JOB
In the copy, include every entry exactly but none of the images.

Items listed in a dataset
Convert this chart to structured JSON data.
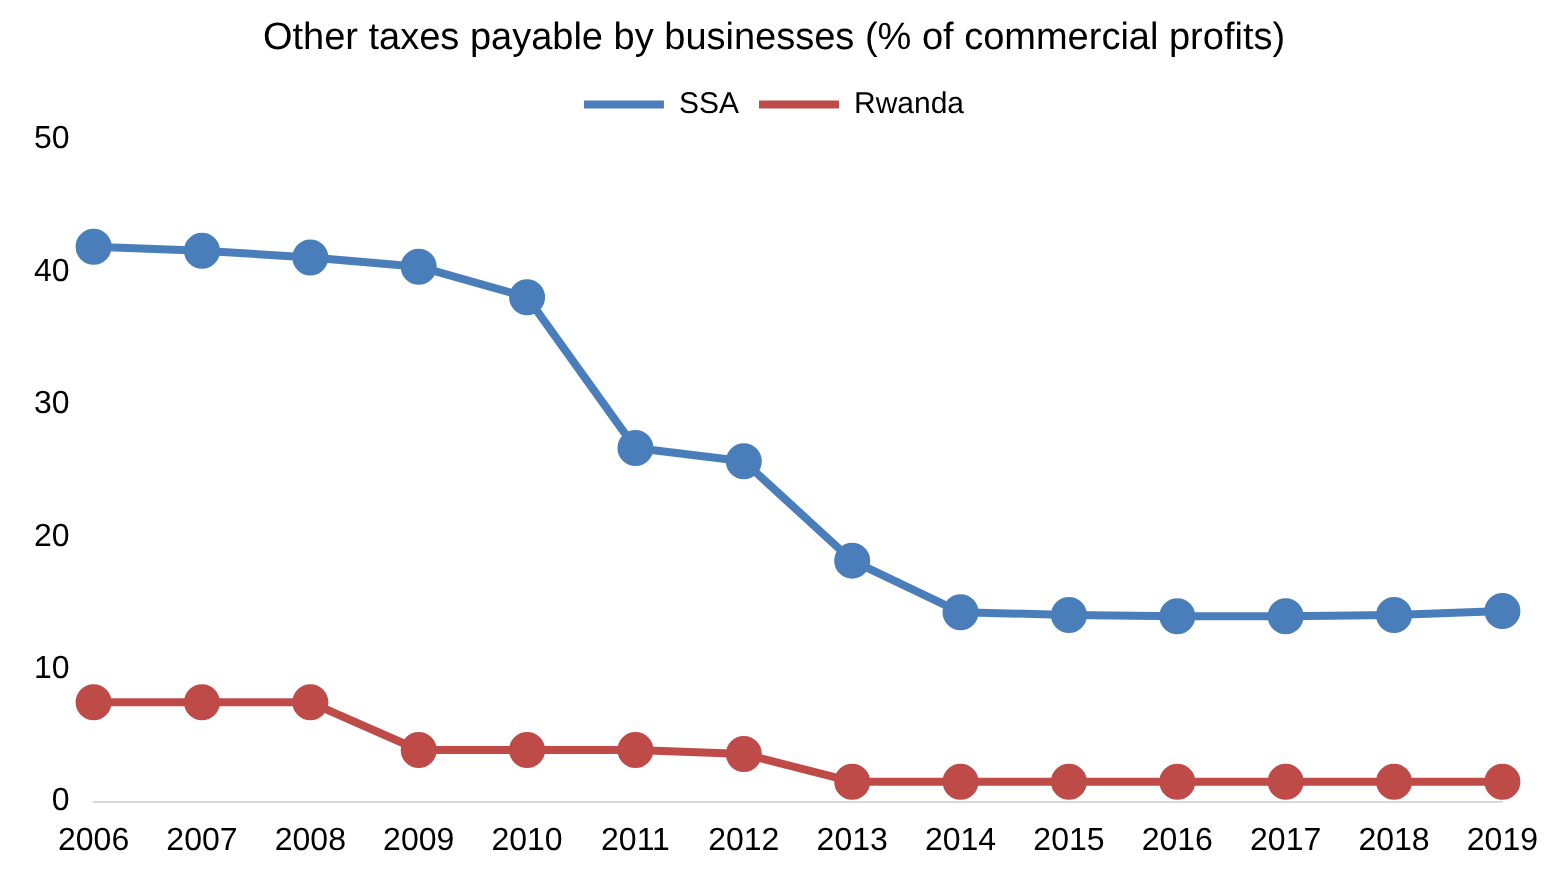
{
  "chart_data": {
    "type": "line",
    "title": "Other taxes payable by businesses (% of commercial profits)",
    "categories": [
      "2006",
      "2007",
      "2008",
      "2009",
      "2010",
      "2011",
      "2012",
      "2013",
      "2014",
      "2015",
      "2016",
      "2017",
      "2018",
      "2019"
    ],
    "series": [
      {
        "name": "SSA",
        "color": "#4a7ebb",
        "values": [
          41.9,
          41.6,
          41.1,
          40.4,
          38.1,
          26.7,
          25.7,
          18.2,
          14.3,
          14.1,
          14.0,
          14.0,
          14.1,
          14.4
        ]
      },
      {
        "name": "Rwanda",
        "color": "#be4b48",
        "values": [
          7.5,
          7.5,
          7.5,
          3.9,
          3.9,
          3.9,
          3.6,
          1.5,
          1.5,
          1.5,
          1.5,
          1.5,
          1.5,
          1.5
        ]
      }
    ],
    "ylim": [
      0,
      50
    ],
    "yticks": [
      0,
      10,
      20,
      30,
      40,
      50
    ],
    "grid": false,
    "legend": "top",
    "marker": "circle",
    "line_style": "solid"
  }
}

EXERCISE RESPONSE
Convert this chart to structured JSON data.
{
  "chart_data": {
    "type": "line",
    "title": "Other taxes payable by businesses (% of commercial profits)",
    "categories": [
      "2006",
      "2007",
      "2008",
      "2009",
      "2010",
      "2011",
      "2012",
      "2013",
      "2014",
      "2015",
      "2016",
      "2017",
      "2018",
      "2019"
    ],
    "series": [
      {
        "name": "SSA",
        "color": "#4a7ebb",
        "values": [
          41.9,
          41.6,
          41.1,
          40.4,
          38.1,
          26.7,
          25.7,
          18.2,
          14.3,
          14.1,
          14.0,
          14.0,
          14.1,
          14.4
        ]
      },
      {
        "name": "Rwanda",
        "color": "#be4b48",
        "values": [
          7.5,
          7.5,
          7.5,
          3.9,
          3.9,
          3.9,
          3.6,
          1.5,
          1.5,
          1.5,
          1.5,
          1.5,
          1.5,
          1.5
        ]
      }
    ],
    "ylim": [
      0,
      50
    ],
    "yticks": [
      0,
      10,
      20,
      30,
      40,
      50
    ],
    "grid": false,
    "legend": "top",
    "marker": "circle",
    "line_style": "solid"
  }
}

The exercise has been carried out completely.